- Data provided:
◇ ◇ ◇

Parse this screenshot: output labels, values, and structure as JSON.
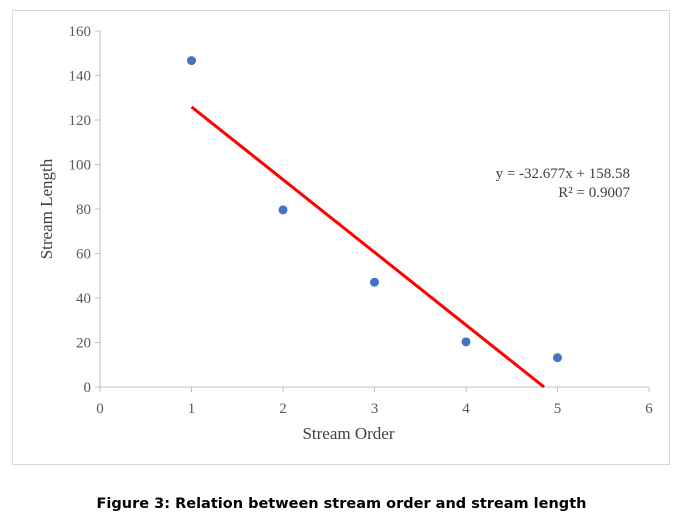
{
  "chart_data": {
    "type": "scatter",
    "title": "",
    "xlabel": "Stream Order",
    "ylabel": "Stream Length",
    "xlim": [
      0,
      6
    ],
    "ylim": [
      0,
      160
    ],
    "xticks": [
      0,
      1,
      2,
      3,
      4,
      5,
      6
    ],
    "yticks": [
      0,
      20,
      40,
      60,
      80,
      100,
      120,
      140,
      160
    ],
    "grid": false,
    "series": [
      {
        "name": "Stream Length",
        "x": [
          1,
          2,
          3,
          4,
          5
        ],
        "y": [
          146.7,
          79.6,
          47.1,
          20.3,
          13.2
        ],
        "color": "#4472c4"
      }
    ],
    "trendline": {
      "type": "linear",
      "slope": -32.677,
      "intercept": 158.58,
      "x_range": [
        1,
        4.853
      ],
      "color": "#ff0000"
    },
    "annotations": [
      "y = -32.677x + 158.58",
      "R² = 0.9007"
    ]
  },
  "caption": "Figure 3: Relation between stream order and stream length"
}
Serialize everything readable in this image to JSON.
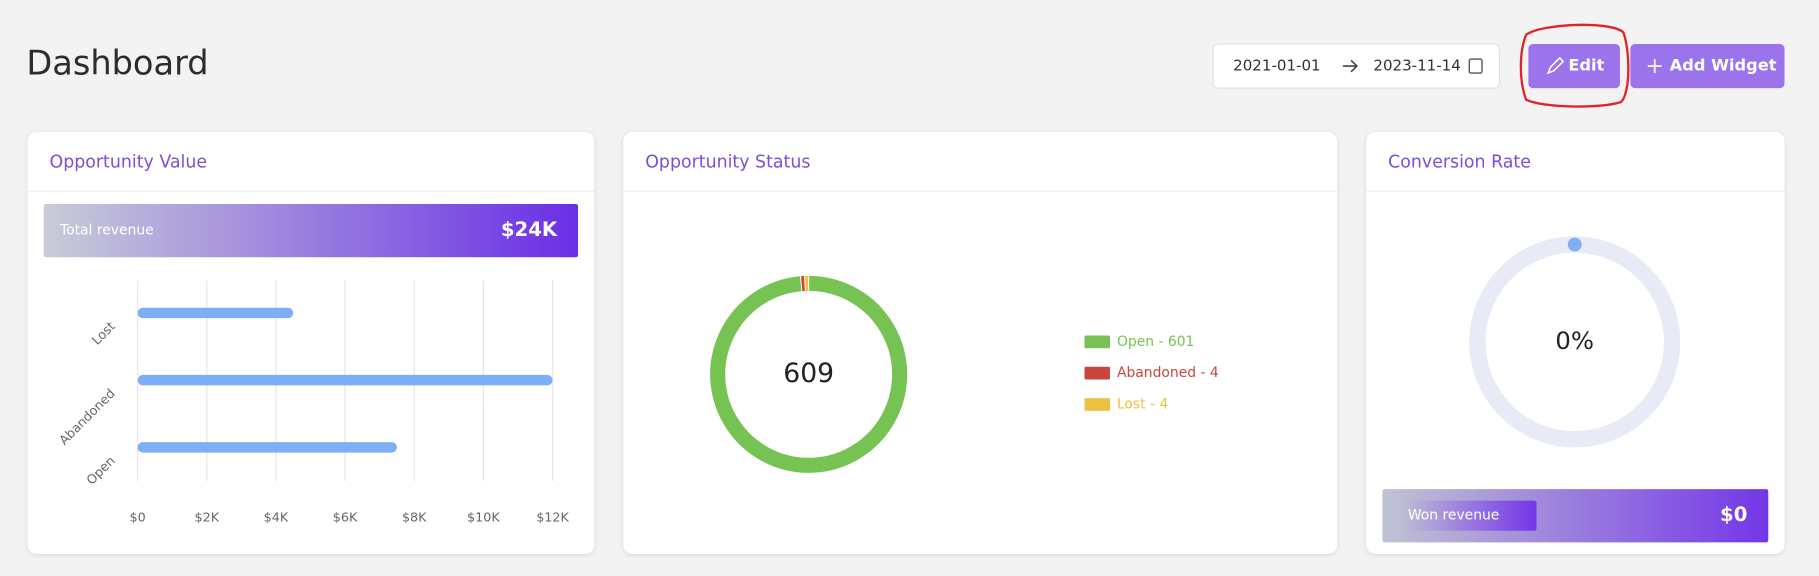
{
  "header": {
    "title": "Dashboard",
    "date_start": "2021-01-01",
    "date_end": "2023-11-14",
    "buttons": [
      "Edit",
      "Add Widget"
    ]
  },
  "chart_data": [
    {
      "type": "bar",
      "orientation": "horizontal",
      "title": "Opportunity Value",
      "summary": {
        "label": "Total revenue",
        "value": "$24K"
      },
      "categories": [
        "Lost",
        "Abandoned",
        "Open"
      ],
      "values": [
        4500,
        12000,
        7500
      ],
      "color": "#7eaef5",
      "xlim": [
        0,
        12000
      ],
      "xticks": [
        {
          "value": 0,
          "label": "$0"
        },
        {
          "value": 2000,
          "label": "$2K"
        },
        {
          "value": 4000,
          "label": "$4K"
        },
        {
          "value": 6000,
          "label": "$6K"
        },
        {
          "value": 8000,
          "label": "$8K"
        },
        {
          "value": 10000,
          "label": "$10K"
        },
        {
          "value": 12000,
          "label": "$12K"
        }
      ],
      "grid": true
    },
    {
      "type": "donut",
      "title": "Opportunity Status",
      "total": 609,
      "categories": [
        "Open",
        "Abandoned",
        "Lost"
      ],
      "values": [
        601,
        4,
        4
      ],
      "legend_labels": [
        "Open - 601",
        "Abandoned - 4",
        "Lost - 4"
      ],
      "colors": [
        "#76c353",
        "#c9463d",
        "#ecc040"
      ]
    },
    {
      "type": "gauge",
      "title": "Conversion Rate",
      "value": 0,
      "value_label": "0%",
      "ylim": [
        0,
        100
      ],
      "color": "#7eaef5",
      "track_color": "#e8eaf6",
      "summary": {
        "label": "Won revenue",
        "value": "$0"
      }
    }
  ]
}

◇ ◇ ◇

- What to work on: Transcribe all the data word for word; the images stay out.

- Result of the task:
Parse this screenshot: output labels, values, and structure as JSON.
{
  "chart_data": {
    "type": "scatter",
    "title": "",
    "xlabel": "Stream Order",
    "ylabel": "Stream Length",
    "xlim": [
      0,
      6
    ],
    "ylim": [
      0,
      160
    ],
    "xticks": [
      0,
      1,
      2,
      3,
      4,
      5,
      6
    ],
    "yticks": [
      0,
      20,
      40,
      60,
      80,
      100,
      120,
      140,
      160
    ],
    "grid": false,
    "series": [
      {
        "name": "Stream Length",
        "x": [
          1,
          2,
          3,
          4,
          5
        ],
        "y": [
          146.7,
          79.6,
          47.1,
          20.3,
          13.2
        ],
        "color": "#4472c4"
      }
    ],
    "trendline": {
      "type": "linear",
      "slope": -32.677,
      "intercept": 158.58,
      "x_range": [
        1,
        4.853
      ],
      "color": "#ff0000"
    },
    "annotations": [
      "y = -32.677x + 158.58",
      "R² = 0.9007"
    ]
  },
  "caption": "Figure 3: Relation between stream order and stream length"
}
Serialize everything readable in this image to JSON.
{
  "header": {
    "title": "Dashboard",
    "date_start": "2021-01-01",
    "date_end": "2023-11-14",
    "buttons": [
      "Edit",
      "Add Widget"
    ]
  },
  "chart_data": [
    {
      "type": "bar",
      "orientation": "horizontal",
      "title": "Opportunity Value",
      "summary": {
        "label": "Total revenue",
        "value": "$24K"
      },
      "categories": [
        "Lost",
        "Abandoned",
        "Open"
      ],
      "values": [
        4500,
        12000,
        7500
      ],
      "color": "#7eaef5",
      "xlim": [
        0,
        12000
      ],
      "xticks": [
        {
          "value": 0,
          "label": "$0"
        },
        {
          "value": 2000,
          "label": "$2K"
        },
        {
          "value": 4000,
          "label": "$4K"
        },
        {
          "value": 6000,
          "label": "$6K"
        },
        {
          "value": 8000,
          "label": "$8K"
        },
        {
          "value": 10000,
          "label": "$10K"
        },
        {
          "value": 12000,
          "label": "$12K"
        }
      ],
      "grid": true
    },
    {
      "type": "donut",
      "title": "Opportunity Status",
      "total": 609,
      "categories": [
        "Open",
        "Abandoned",
        "Lost"
      ],
      "values": [
        601,
        4,
        4
      ],
      "legend_labels": [
        "Open - 601",
        "Abandoned - 4",
        "Lost - 4"
      ],
      "colors": [
        "#76c353",
        "#c9463d",
        "#ecc040"
      ]
    },
    {
      "type": "gauge",
      "title": "Conversion Rate",
      "value": 0,
      "value_label": "0%",
      "ylim": [
        0,
        100
      ],
      "color": "#7eaef5",
      "track_color": "#e8eaf6",
      "summary": {
        "label": "Won revenue",
        "value": "$0"
      }
    }
  ]
}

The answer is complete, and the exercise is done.